Figure record listings:
________________

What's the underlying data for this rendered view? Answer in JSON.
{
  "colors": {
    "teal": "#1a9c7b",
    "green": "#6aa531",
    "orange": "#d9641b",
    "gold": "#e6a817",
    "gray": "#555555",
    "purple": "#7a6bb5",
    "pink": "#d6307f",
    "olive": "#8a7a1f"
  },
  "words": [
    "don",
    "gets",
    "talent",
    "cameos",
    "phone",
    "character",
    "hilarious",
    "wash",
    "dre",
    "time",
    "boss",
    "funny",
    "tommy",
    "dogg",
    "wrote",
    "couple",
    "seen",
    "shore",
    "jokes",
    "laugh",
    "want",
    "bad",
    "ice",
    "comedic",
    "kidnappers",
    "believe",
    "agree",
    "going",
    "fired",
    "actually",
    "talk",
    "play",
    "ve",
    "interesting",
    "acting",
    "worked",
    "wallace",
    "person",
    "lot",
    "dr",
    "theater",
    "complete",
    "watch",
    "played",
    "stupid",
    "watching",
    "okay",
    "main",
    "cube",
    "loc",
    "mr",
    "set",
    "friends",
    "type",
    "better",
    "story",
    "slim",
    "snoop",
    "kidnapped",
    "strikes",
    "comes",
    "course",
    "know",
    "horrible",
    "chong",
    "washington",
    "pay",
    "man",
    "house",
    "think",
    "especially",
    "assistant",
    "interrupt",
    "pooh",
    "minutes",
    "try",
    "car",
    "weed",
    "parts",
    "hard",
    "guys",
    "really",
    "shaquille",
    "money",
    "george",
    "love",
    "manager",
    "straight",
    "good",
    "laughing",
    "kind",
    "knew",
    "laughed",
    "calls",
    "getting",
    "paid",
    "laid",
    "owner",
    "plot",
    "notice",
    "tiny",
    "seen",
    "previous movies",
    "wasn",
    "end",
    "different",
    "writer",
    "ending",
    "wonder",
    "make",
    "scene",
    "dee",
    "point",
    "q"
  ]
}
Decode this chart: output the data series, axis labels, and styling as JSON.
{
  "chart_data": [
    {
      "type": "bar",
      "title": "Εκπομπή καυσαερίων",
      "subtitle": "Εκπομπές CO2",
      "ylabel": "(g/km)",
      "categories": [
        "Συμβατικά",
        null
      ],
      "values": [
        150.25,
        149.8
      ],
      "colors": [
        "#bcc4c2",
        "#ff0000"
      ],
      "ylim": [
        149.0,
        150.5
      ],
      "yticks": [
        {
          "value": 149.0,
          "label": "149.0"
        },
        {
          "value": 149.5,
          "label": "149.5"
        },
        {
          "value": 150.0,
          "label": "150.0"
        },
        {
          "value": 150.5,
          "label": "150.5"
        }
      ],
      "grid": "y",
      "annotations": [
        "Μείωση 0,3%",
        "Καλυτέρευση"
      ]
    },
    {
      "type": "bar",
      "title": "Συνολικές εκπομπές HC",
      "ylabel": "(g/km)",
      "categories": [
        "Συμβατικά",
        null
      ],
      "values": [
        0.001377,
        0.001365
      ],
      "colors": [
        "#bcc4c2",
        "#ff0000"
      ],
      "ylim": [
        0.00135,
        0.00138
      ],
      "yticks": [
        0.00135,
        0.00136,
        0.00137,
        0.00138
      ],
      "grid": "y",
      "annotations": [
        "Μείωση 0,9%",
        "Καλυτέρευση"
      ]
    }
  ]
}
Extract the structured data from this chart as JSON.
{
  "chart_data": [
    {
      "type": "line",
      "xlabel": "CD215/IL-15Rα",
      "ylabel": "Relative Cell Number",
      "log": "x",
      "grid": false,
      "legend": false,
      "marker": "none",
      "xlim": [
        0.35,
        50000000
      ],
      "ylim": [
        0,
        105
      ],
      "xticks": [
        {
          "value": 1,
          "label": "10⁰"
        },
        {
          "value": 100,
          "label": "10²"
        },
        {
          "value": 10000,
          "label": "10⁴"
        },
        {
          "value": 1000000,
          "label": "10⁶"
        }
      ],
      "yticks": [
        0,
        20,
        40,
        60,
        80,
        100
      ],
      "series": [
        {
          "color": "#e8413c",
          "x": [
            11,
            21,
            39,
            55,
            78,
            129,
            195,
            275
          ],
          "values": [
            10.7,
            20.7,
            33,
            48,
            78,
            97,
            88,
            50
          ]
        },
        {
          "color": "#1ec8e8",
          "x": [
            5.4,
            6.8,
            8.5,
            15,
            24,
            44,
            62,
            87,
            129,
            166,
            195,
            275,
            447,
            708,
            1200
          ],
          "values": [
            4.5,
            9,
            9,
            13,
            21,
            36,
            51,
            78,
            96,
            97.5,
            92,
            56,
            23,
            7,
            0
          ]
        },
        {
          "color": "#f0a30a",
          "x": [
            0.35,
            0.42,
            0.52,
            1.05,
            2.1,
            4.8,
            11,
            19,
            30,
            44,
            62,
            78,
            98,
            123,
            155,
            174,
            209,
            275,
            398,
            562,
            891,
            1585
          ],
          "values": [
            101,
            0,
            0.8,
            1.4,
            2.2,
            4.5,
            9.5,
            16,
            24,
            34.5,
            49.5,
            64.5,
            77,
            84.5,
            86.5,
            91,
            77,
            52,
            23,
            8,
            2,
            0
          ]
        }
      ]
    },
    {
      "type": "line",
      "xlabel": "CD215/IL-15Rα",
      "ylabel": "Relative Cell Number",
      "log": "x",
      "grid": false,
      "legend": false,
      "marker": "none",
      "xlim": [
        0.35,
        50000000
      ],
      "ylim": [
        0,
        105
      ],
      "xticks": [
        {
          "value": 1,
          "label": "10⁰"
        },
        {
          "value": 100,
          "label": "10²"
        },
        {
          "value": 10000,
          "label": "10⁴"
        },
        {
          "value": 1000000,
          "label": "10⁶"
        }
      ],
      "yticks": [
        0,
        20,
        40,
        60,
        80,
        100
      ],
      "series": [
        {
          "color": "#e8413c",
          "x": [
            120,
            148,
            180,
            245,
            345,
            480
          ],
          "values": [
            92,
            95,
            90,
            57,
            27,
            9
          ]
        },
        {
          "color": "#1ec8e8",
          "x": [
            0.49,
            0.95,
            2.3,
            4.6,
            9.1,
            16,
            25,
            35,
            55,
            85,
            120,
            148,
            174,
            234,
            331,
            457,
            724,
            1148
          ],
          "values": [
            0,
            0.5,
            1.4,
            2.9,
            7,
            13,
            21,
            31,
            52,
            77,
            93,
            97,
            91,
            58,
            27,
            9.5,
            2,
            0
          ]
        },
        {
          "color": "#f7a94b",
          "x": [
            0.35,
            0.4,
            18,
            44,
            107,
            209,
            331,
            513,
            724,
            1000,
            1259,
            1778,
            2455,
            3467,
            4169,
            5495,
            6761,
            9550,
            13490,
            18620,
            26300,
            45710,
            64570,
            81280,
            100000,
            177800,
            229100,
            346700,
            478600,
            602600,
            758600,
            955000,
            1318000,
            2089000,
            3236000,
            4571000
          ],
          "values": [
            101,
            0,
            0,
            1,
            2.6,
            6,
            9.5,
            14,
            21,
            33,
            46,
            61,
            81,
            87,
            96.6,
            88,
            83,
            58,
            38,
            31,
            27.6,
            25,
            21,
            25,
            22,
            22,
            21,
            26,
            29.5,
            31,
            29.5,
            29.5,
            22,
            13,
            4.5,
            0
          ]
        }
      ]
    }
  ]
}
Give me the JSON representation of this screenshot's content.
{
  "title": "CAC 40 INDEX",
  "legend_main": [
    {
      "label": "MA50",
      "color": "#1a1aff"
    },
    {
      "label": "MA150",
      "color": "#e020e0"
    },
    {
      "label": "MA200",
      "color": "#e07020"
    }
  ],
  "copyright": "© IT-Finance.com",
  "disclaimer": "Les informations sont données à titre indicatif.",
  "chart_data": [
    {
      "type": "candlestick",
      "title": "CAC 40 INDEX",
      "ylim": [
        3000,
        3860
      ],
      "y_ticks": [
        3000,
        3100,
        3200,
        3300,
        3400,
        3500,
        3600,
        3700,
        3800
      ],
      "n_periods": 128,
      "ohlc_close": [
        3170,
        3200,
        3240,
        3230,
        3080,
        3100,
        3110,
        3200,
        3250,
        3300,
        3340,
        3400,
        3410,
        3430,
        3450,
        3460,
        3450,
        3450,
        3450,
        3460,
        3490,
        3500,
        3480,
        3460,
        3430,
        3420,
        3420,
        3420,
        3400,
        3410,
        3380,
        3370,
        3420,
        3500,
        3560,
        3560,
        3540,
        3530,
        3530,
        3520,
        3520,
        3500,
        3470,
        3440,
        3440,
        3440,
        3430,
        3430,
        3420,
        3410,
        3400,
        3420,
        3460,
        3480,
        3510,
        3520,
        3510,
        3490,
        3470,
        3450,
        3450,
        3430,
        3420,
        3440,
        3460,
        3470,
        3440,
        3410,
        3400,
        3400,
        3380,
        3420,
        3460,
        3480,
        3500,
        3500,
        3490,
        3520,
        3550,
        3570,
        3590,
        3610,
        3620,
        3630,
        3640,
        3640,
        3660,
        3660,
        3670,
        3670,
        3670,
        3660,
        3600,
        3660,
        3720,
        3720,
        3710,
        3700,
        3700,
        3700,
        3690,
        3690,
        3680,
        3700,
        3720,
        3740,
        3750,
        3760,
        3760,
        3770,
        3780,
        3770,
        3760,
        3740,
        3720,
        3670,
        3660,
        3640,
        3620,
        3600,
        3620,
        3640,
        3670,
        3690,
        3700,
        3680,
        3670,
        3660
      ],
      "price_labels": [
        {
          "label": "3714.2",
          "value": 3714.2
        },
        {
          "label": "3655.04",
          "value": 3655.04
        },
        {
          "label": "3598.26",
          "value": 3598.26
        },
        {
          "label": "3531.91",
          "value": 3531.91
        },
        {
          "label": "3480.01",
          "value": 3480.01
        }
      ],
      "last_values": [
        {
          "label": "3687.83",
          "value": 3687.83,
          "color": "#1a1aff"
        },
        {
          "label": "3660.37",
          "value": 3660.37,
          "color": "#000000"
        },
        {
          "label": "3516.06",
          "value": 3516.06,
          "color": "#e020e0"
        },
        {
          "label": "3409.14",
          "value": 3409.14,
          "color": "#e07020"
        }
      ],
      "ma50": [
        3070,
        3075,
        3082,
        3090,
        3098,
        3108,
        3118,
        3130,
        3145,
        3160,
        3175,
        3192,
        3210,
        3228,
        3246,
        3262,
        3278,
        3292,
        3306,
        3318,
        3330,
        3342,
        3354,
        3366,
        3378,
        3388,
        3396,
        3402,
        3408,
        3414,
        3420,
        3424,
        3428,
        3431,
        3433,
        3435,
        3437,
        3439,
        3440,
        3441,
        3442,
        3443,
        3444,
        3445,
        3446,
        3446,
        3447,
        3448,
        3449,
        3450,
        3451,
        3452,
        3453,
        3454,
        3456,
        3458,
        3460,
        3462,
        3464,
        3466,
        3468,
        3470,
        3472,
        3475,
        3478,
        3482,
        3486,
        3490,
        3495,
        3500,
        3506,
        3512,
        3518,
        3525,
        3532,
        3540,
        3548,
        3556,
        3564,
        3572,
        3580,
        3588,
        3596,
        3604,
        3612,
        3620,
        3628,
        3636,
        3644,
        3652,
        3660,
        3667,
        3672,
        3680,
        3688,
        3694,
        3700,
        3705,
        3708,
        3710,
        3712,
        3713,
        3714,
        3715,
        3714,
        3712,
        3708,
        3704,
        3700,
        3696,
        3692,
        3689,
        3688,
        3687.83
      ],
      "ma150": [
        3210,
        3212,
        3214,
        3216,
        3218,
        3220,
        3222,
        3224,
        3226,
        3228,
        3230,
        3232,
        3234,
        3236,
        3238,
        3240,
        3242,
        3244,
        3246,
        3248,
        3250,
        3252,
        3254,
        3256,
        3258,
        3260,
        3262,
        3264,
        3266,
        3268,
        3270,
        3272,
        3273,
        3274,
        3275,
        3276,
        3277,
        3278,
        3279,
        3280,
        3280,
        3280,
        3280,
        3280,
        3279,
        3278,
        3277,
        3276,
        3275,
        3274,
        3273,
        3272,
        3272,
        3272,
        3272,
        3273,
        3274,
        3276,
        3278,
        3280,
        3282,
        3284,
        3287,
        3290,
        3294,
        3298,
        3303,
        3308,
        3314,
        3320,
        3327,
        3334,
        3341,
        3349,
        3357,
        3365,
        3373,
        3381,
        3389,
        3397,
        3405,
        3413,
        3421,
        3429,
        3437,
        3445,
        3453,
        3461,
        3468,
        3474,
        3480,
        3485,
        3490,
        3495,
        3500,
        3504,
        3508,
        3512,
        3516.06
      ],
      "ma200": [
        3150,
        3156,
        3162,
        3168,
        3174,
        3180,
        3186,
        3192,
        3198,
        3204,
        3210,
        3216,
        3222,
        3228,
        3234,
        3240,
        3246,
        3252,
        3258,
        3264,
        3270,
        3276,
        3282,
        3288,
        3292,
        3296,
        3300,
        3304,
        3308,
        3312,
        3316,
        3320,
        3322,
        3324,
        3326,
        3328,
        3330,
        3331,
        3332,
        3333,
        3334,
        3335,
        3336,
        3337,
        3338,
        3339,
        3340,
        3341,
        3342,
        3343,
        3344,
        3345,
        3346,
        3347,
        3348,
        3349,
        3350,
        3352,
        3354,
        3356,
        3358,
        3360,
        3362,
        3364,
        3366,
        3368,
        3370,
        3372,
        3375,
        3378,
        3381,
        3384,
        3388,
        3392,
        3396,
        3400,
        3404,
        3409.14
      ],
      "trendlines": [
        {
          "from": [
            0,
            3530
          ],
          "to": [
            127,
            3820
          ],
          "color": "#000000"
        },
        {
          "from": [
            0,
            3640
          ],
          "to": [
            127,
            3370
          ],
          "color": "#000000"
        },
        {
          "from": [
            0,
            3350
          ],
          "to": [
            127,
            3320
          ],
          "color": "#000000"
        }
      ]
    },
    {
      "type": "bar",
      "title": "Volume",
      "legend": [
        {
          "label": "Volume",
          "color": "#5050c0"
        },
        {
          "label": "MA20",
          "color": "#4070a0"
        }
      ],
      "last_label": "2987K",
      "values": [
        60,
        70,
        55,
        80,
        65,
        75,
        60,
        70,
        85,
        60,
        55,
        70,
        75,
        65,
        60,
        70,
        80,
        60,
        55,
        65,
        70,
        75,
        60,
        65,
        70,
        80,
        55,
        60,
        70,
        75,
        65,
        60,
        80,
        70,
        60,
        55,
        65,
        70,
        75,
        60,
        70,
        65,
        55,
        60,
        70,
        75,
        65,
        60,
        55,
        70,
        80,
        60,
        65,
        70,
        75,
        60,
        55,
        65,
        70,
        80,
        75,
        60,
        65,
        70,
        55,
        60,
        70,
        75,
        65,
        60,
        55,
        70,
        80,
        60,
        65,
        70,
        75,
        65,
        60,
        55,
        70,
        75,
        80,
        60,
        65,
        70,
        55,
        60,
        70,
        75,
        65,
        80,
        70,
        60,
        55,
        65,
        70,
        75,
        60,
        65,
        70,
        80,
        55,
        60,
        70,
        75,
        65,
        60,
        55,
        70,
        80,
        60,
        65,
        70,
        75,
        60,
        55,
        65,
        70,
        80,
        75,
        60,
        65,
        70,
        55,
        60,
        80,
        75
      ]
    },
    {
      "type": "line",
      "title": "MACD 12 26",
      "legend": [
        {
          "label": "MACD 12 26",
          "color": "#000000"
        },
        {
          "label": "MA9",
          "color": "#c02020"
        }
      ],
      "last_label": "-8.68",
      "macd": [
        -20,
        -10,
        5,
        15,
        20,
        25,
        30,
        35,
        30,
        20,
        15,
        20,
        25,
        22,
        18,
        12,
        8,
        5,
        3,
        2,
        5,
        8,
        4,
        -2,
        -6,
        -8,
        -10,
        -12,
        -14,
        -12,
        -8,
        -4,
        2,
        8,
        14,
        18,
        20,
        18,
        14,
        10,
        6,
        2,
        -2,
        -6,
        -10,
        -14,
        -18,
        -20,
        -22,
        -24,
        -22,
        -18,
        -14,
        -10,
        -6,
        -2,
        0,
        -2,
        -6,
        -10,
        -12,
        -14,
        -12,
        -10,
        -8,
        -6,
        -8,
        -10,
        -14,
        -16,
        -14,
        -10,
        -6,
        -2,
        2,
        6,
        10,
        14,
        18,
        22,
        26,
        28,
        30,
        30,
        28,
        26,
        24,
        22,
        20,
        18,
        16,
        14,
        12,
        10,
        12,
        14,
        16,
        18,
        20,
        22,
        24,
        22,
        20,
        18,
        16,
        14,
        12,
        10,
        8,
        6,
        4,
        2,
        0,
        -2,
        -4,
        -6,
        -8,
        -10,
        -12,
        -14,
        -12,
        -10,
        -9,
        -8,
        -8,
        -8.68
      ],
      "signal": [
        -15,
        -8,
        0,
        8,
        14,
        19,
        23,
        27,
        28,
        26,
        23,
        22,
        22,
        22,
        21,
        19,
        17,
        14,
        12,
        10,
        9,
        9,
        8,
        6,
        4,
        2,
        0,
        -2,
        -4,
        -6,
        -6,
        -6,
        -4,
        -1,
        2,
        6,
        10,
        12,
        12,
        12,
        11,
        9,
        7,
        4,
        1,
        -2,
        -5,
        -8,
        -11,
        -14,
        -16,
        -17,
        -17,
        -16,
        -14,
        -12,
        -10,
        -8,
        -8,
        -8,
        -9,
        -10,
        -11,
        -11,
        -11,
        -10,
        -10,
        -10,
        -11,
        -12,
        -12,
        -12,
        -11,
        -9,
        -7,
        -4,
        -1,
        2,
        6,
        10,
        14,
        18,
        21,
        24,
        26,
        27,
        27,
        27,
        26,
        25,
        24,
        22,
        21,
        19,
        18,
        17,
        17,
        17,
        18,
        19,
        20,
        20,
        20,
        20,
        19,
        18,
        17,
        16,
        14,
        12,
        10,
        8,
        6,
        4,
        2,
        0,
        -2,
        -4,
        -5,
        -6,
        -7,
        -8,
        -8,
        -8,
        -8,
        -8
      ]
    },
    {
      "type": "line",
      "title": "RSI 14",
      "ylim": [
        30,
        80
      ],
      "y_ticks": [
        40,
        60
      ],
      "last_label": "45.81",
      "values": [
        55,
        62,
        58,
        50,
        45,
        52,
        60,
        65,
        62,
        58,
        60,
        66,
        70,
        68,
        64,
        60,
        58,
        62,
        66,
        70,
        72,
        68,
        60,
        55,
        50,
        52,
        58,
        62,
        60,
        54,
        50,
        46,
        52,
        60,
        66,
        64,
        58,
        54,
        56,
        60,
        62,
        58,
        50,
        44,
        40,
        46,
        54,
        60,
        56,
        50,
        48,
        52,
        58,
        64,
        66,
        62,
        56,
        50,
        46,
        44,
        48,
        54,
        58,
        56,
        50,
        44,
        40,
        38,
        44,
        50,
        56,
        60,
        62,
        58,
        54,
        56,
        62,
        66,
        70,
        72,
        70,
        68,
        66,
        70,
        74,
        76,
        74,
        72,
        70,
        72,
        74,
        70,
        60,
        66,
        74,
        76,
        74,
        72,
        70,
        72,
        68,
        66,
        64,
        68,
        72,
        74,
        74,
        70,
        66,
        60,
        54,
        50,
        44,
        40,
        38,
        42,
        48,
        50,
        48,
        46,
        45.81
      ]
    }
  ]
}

________________

Scan the lines for the string "this". Copy out each line that matches.

Exercise response:
What's the underlying data for this rendered view? Answer in JSON.
Decode this chart: output the data series, axis labels, and styling as JSON.
Extract the structured data from this chart as JSON.
Give me the JSON representation of this screenshot's content.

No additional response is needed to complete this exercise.